Written instruction: Go through the material below and count the lines with the string "Select"; the number is the whole answer.

Data provided:
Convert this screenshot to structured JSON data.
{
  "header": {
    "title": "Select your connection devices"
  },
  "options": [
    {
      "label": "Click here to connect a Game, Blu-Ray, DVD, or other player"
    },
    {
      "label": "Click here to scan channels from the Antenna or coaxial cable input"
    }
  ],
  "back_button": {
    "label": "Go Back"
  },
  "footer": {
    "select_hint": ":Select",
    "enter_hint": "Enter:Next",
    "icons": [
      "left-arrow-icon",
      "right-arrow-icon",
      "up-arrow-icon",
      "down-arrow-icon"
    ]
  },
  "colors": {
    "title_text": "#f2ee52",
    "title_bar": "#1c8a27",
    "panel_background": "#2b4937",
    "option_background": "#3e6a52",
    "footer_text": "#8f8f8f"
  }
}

Correct answer: 2